### EXERCISE
Each entry below is to be duplicated verbatim.
[MATERIAL PROVIDED start]
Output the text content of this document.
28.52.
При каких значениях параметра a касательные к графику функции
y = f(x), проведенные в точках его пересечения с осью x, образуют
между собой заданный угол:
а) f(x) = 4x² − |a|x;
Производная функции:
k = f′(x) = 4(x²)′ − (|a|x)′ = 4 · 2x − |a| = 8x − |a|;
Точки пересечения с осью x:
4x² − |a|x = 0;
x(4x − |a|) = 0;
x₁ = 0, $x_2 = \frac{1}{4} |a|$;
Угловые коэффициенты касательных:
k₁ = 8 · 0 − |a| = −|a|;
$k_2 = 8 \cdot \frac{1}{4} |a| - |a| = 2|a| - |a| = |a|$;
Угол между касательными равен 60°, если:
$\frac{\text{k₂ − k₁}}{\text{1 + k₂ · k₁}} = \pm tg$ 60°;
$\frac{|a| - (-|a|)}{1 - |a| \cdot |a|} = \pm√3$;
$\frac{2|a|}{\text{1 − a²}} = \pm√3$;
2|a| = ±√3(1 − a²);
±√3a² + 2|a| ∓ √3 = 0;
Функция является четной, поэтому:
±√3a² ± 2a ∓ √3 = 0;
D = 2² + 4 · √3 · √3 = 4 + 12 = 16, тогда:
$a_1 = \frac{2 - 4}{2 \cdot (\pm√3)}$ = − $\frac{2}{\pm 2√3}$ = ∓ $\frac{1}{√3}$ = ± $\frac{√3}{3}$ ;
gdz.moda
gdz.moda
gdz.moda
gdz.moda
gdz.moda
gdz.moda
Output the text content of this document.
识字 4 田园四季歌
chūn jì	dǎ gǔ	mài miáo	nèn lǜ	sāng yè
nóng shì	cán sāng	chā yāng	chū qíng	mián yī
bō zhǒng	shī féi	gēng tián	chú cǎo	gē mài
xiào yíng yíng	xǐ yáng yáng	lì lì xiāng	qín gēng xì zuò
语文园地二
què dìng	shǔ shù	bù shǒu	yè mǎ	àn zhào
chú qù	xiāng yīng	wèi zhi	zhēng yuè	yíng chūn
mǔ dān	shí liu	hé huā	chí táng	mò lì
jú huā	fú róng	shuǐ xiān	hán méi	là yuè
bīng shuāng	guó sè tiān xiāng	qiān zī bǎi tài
[MATERIAL PROVIDED end]
### FINISHED ANSWER
Output the text content of this document.
28.52.
При каких значениях параметра a касательные к графику функции
y = f(x), проведенные в точках его пересечения с осью x, образуют
между собой заданный угол:
а) f(x) = 4x² − |a|x;
Производная функции:
k = f′(x) = 4(x²)′ − (|a|x)′ = 4 · 2x − |a| = 8x − |a|;
Точки пересечения с осью x:
4x² − |a|x = 0;
x(4x − |a|) = 0;
x₁ = 0, $x_2 = \frac{1}{4} |a|$;
Угловые коэффициенты касательных:
k₁ = 8 · 0 − |a| = −|a|;
$k_2 = 8 \cdot \frac{1}{4} |a| - |a| = 2|a| - |a| = |a|$;
Угол между касательными равен 60°, если:
$\frac{\text{k₂ − k₁}}{\text{1 + k₂ · k₁}} = \pm tg$ 60°;
$\frac{|a| - (-|a|)}{1 - |a| \cdot |a|} = \pm√3$;
$\frac{2|a|}{\text{1 − a²}} = \pm√3$;
2|a| = ±√3(1 − a²);
±√3a² + 2|a| ∓ √3 = 0;
Функция является четной, поэтому:
±√3a² ± 2a ∓ √3 = 0;
D = 2² + 4 · √3 · √3 = 4 + 12 = 16, тогда:
$a_1 = \frac{2 - 4}{2 \cdot (\pm√3)}$ = − $\frac{2}{\pm 2√3}$ = ∓ $\frac{1}{√3}$ = ± $\frac{√3}{3}$ ;
gdz.moda
gdz.moda
gdz.moda
gdz.moda
gdz.moda
gdz.moda
Output the text content of this document.
识字 4 田园四季歌
chūn jì	dǎ gǔ	mài miáo	nèn lǜ	sāng yè
nóng shì	cán sāng	chā yāng	chū qíng	mián yī
bō zhǒng	shī féi	gēng tián	chú cǎo	gē mài
xiào yíng yíng	xǐ yáng yáng	lì lì xiāng	qín gēng xì zuò
语文园地二
què dìng	shǔ shù	bù shǒu	yè mǎ	àn zhào
chú qù	xiāng yīng	wèi zhi	zhēng yuè	yíng chūn
mǔ dān	shí liu	hé huā	chí táng	mò lì
jú huā	fú róng	shuǐ xiān	hán méi	là yuè
bīng shuāng	guó sè tiān xiāng	qiān zī bǎi tài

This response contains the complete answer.